╭─ Text

You know I think you have a point; I’m mean, who cares about those silly little words like, oh marriage, husband, wife, promises, vows etc. etc. etc. 

I agree “*Life is short*”, so why not fight for something you believe in, *like Candy!* is doing.

Regards, FTP!


----------



## SkyHigh

fragile37 said:


> I would say leave your husband and marry the other guy. Or at least move in together. Life is short.


No wonder yours is circling the drain.


----------



## creative

Candy, I haven't read all of the comments in this thread for all the 'advice' your getting, cos I was getting bored reading them. I think you need to abandon the whole labels that gets throwing around and go with how YOU feel. It's YOUR body and life, no one else's. How many times the 'righteous' and the 'virtuous' types of people has cause harm to others. Your H is a tosser and you were seeking a connection with a nice, good man. Your being honest to yourself, more so than many people around and give yourself credit for who you are. So what you're chosen to be with another guy? I think it's wrong for you to be with a mean, horrible man. Do I think you should work it out with your husband? - If you want to, ONLY if it makes YOU happy. Remember the opinion of others is none of your business. The opinion on yourself is your business. Your not a 'bad person', you're an honest person to yourself. I don't judge you because I haven't walked in your shoes. Do I care what others say? HELL NO! Why? Because my happiness isn't reliant on others opinion. It doesn't matter what you should have done/said or shouldn't have done/said, you've done it the best way you knew how at the time. I applaud you as you're following your own moral code, not a code that is dictated we should follow by some historic fossils who we never met, and they tell us how we should live our lives...F That!

╰─
╭─ Listing

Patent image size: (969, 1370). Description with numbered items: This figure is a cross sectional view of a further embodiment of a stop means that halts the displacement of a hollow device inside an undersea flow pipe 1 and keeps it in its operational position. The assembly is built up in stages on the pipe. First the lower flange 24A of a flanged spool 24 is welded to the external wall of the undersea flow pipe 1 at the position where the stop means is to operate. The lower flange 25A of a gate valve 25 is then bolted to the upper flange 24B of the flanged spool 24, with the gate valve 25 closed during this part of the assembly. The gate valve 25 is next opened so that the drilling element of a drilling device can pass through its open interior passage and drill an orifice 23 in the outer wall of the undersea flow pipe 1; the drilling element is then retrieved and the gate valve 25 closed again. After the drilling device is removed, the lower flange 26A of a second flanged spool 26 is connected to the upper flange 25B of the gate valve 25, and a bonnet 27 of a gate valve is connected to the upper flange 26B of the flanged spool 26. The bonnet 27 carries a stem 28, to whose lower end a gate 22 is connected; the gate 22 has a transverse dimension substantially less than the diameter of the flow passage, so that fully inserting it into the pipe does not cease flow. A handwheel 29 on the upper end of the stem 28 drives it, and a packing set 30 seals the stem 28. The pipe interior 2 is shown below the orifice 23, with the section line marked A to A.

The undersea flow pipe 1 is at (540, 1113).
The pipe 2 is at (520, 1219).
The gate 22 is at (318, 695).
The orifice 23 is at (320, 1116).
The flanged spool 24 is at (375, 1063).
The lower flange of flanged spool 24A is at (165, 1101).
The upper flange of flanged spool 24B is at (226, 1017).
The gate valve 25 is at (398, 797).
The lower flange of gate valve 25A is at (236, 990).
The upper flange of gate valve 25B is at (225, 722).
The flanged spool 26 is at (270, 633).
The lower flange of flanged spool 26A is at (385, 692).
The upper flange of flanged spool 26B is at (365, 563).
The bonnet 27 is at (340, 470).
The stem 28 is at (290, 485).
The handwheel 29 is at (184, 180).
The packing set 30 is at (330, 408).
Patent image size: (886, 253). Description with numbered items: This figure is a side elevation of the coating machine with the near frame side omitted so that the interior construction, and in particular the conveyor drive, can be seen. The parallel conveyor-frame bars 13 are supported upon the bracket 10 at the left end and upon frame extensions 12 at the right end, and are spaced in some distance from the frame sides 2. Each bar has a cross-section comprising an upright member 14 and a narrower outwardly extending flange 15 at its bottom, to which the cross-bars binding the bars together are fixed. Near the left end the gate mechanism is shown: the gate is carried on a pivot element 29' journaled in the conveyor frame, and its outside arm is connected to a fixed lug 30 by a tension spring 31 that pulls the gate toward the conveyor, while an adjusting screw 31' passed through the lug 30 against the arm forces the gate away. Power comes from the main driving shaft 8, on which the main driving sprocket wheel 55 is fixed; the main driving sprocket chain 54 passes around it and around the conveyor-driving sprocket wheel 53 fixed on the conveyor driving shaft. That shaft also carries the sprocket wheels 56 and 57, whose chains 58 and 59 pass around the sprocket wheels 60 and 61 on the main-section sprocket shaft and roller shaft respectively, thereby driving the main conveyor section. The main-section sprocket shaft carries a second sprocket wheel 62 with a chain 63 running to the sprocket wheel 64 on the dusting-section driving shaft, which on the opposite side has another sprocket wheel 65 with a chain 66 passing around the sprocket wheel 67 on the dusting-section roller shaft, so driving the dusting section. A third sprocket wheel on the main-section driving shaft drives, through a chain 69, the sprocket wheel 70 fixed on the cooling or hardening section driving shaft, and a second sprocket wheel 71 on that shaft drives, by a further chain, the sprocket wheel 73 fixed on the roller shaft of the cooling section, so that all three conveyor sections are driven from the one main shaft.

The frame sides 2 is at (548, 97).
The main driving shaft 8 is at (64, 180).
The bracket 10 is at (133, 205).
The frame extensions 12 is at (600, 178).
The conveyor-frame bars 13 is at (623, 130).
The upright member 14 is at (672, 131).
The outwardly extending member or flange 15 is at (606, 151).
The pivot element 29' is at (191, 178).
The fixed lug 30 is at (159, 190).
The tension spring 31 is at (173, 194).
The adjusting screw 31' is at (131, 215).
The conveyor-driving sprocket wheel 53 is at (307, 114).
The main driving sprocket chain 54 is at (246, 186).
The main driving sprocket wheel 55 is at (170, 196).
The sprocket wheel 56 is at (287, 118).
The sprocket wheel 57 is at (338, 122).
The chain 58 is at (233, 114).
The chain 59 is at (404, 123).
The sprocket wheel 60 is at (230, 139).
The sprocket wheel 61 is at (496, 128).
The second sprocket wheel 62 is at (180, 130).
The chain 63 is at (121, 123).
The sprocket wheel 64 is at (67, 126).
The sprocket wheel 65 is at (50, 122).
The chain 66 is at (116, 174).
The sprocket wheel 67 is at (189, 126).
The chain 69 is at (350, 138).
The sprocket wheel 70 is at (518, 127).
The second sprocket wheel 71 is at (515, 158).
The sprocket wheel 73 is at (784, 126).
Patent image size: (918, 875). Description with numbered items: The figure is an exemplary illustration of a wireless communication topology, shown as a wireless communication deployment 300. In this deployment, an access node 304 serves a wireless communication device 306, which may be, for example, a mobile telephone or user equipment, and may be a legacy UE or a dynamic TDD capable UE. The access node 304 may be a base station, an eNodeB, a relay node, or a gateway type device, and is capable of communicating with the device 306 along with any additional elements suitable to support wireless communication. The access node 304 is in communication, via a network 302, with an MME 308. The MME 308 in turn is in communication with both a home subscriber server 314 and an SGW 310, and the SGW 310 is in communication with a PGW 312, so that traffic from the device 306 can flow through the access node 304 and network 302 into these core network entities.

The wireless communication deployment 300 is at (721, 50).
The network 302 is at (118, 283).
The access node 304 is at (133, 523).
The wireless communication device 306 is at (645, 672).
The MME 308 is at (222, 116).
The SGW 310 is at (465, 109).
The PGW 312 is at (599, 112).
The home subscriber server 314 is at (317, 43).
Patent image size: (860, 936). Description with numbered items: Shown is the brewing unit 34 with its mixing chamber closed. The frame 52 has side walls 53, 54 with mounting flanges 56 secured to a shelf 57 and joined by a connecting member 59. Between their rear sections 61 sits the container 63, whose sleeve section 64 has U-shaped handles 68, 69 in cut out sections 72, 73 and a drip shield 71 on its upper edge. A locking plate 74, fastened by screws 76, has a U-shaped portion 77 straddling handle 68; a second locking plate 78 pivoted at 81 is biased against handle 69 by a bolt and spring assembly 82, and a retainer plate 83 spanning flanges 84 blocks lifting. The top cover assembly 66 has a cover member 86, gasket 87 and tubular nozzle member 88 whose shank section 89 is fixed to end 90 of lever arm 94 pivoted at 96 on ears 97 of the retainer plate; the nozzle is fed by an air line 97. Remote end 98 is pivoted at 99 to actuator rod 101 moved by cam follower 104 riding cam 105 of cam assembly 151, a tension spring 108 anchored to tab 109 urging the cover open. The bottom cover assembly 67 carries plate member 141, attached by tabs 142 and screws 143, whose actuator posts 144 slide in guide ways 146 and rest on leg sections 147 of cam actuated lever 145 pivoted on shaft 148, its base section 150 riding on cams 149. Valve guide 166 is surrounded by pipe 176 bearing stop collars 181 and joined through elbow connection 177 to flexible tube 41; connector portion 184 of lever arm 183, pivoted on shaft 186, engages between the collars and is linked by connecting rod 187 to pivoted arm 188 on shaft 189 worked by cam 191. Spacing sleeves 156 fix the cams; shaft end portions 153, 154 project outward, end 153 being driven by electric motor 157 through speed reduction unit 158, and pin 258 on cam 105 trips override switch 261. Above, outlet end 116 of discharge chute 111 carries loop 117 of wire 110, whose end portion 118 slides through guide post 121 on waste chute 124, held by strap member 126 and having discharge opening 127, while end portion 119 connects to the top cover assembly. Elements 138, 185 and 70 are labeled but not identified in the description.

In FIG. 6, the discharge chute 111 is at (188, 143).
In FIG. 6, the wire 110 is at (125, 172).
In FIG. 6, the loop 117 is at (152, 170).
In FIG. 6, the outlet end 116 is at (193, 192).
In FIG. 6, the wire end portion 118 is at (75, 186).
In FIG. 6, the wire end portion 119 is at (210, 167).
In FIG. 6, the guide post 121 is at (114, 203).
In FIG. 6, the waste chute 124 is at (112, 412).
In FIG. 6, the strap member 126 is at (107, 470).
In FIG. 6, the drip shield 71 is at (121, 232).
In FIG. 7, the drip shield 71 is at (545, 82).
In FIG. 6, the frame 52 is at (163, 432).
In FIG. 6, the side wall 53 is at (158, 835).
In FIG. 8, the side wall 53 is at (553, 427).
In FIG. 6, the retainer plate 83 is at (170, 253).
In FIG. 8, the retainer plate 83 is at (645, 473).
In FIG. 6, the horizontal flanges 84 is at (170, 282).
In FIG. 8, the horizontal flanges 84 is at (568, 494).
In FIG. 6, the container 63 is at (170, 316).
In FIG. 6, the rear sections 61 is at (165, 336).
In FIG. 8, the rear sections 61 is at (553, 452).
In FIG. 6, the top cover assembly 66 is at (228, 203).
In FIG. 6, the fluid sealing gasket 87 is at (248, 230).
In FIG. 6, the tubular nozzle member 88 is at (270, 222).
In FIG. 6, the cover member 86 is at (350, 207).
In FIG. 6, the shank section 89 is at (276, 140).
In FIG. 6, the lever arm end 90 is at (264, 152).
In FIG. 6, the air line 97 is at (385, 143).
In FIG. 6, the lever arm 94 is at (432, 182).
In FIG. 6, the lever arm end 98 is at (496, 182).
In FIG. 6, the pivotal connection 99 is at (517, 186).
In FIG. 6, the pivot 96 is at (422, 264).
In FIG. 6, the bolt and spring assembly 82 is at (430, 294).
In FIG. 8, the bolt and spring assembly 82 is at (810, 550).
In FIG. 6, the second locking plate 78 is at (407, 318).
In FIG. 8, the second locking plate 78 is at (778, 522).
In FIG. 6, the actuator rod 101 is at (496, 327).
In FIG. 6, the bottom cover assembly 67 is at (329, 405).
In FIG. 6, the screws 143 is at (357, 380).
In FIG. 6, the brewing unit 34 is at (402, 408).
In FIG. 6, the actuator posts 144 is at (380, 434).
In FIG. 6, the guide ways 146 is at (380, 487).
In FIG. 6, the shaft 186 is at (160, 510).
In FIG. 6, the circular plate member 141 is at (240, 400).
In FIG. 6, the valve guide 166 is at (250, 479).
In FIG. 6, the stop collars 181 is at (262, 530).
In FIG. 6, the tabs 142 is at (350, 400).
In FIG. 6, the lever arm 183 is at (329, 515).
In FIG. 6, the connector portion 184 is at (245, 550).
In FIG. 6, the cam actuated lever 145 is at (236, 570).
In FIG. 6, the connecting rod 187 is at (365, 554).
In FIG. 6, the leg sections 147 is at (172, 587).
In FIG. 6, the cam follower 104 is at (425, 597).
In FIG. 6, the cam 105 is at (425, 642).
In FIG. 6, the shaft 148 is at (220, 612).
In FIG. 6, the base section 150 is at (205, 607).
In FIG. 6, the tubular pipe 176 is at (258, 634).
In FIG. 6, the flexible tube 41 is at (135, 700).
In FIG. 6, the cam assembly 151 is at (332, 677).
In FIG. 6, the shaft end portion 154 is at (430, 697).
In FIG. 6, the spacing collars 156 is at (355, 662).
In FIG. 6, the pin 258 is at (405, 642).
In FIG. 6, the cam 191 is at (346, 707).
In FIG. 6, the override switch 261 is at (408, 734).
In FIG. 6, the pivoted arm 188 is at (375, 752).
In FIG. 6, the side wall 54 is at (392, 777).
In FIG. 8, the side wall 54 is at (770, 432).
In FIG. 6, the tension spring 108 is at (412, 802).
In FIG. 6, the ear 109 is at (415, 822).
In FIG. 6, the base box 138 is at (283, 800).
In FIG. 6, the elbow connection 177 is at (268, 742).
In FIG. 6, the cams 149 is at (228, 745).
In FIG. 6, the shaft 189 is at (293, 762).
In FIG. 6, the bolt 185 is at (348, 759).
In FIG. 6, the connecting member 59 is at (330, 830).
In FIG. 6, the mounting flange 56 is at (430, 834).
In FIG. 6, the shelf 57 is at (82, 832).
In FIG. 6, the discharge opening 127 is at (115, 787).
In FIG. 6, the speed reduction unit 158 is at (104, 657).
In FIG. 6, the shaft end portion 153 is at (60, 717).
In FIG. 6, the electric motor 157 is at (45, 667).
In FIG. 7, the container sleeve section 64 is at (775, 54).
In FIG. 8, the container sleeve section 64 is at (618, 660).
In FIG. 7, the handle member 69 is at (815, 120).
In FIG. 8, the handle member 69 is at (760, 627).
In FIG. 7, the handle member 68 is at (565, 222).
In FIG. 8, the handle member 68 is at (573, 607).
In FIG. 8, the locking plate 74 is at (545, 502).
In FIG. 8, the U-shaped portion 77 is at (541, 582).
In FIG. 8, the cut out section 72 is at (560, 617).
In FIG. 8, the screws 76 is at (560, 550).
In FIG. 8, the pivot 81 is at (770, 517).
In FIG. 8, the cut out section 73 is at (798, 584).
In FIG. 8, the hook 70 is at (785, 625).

╰─

__Short task__
Copy the forum thread from "You know I think" down to "etc. etc. etc.", swapping in "pledges" wherever "vows" appears.

__Full solution__
You know I think you have a point; I’m mean, who cares about those silly little words like, oh marriage, husband, wife, promises, pledges etc. etc. etc.